● Written request
Every line with the word "text" in it should be extracted from the data that follows.

● Dataset entries
+---+

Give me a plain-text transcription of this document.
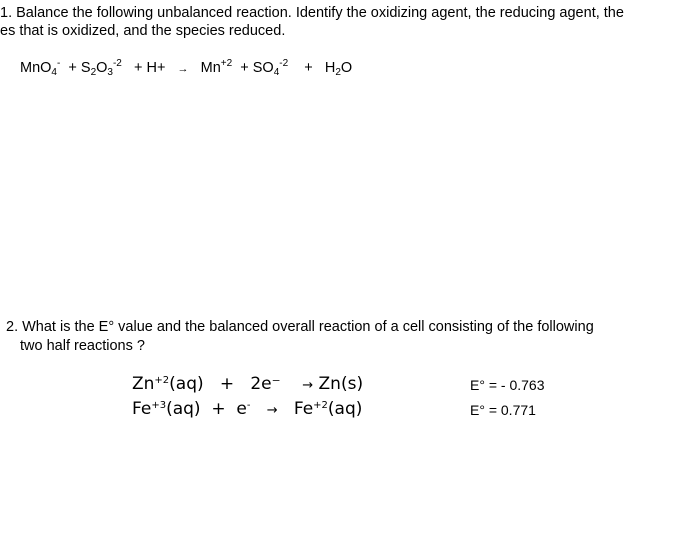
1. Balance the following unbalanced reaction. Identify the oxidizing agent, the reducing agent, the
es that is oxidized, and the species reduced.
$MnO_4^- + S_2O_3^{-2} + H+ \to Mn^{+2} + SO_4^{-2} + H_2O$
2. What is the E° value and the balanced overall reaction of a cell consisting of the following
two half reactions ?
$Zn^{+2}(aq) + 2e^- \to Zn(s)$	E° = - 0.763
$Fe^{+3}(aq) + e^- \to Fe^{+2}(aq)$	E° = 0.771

+---+

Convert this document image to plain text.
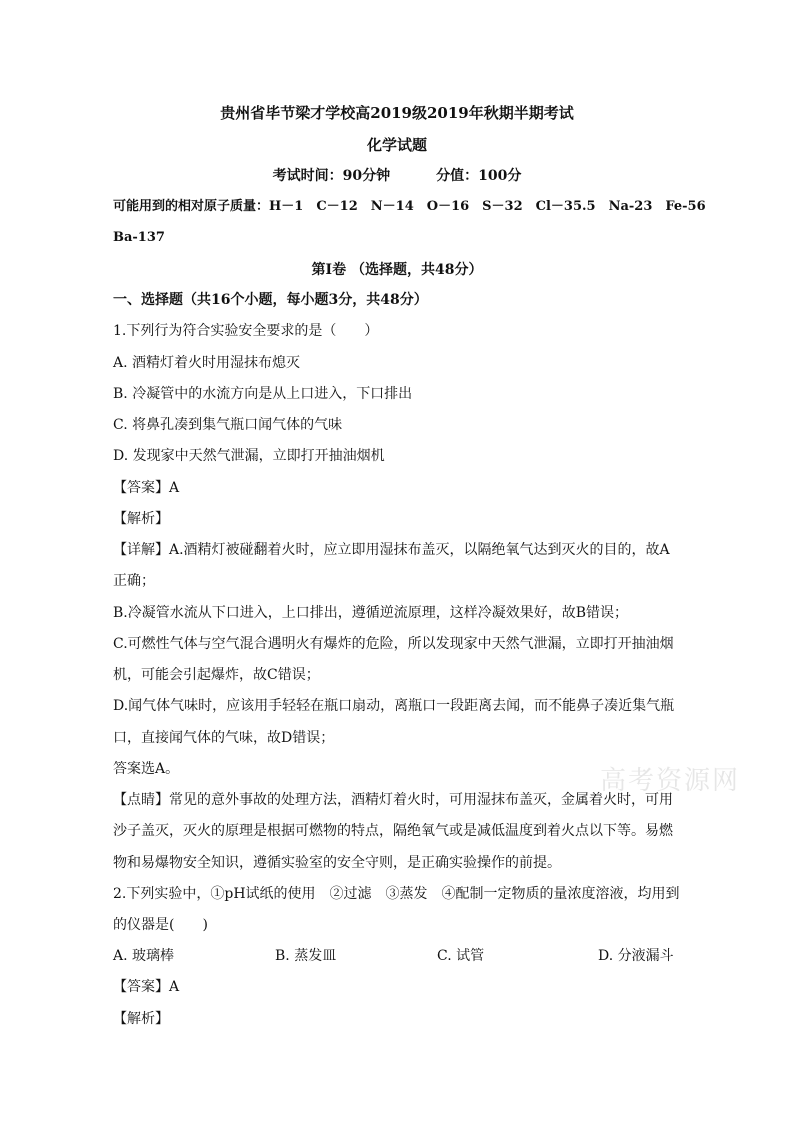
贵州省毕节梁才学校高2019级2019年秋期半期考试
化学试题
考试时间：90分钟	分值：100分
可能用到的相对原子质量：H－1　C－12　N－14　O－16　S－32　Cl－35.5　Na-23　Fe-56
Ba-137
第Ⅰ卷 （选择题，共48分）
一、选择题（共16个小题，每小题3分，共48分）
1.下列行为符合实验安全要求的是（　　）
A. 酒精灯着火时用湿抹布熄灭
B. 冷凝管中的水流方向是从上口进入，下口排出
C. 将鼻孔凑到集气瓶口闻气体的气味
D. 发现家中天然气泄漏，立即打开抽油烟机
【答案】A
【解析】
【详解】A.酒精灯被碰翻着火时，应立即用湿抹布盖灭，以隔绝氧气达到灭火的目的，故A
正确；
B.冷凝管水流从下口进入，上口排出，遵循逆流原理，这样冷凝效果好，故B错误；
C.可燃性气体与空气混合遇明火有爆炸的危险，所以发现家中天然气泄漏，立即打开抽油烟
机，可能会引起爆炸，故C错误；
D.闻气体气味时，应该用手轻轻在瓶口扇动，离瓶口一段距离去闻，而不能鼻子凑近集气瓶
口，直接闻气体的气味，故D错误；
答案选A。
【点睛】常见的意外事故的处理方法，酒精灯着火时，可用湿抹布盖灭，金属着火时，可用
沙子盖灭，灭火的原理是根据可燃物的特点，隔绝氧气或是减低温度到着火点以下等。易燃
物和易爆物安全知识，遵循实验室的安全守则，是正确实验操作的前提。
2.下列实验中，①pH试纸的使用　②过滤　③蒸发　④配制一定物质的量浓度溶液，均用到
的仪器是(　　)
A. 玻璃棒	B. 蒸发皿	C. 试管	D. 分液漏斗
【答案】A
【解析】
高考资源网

+---+

● Response
Give me a plain-text transcription of this document.
Convert this document image to plain text.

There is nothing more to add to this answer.